## PROBLEM DESCRIPTION
Go through the listing beneath this task and return every line that carries the string "sono".

## RECORD EXCERPTS
************
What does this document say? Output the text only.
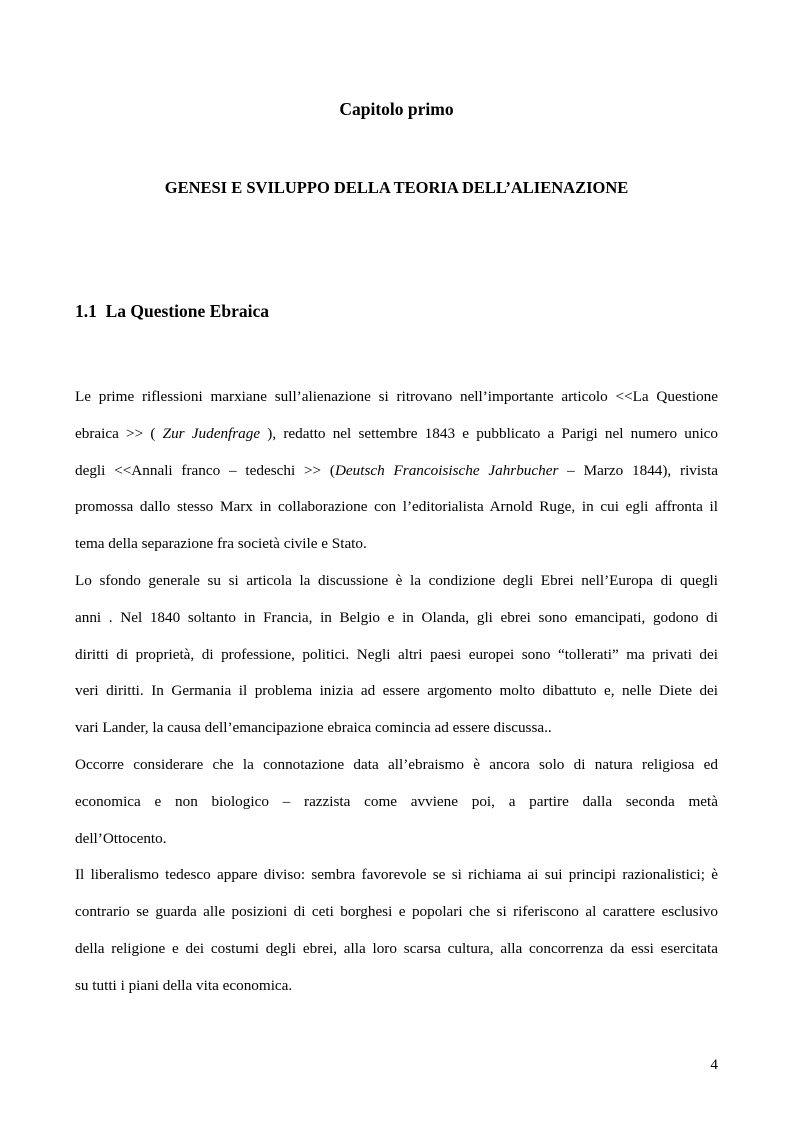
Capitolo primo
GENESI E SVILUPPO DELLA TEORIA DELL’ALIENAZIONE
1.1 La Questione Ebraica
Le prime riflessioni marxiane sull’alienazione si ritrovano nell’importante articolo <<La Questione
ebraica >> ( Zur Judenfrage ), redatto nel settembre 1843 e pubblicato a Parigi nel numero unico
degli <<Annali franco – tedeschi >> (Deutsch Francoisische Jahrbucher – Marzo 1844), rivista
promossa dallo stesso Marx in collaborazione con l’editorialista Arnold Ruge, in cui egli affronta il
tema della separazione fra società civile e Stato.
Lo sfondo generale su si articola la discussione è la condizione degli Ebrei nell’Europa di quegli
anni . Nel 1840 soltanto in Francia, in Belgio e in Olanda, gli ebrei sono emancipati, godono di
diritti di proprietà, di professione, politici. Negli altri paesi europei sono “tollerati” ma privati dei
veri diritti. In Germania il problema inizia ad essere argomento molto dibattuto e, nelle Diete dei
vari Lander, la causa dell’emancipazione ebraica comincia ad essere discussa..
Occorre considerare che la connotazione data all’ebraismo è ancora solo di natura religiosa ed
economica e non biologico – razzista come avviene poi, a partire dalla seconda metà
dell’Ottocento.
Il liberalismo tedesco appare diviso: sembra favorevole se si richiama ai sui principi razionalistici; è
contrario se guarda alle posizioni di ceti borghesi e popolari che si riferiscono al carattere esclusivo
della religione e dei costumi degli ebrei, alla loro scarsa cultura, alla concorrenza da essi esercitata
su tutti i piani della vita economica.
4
************
## SOLVED EXERCISE
anni . Nel 1840 soltanto in Francia, in Belgio e in Olanda, gli ebrei sono emancipati, godono di
diritti di proprietà, di professione, politici. Negli altri paesi europei sono “tollerati” ma privati dei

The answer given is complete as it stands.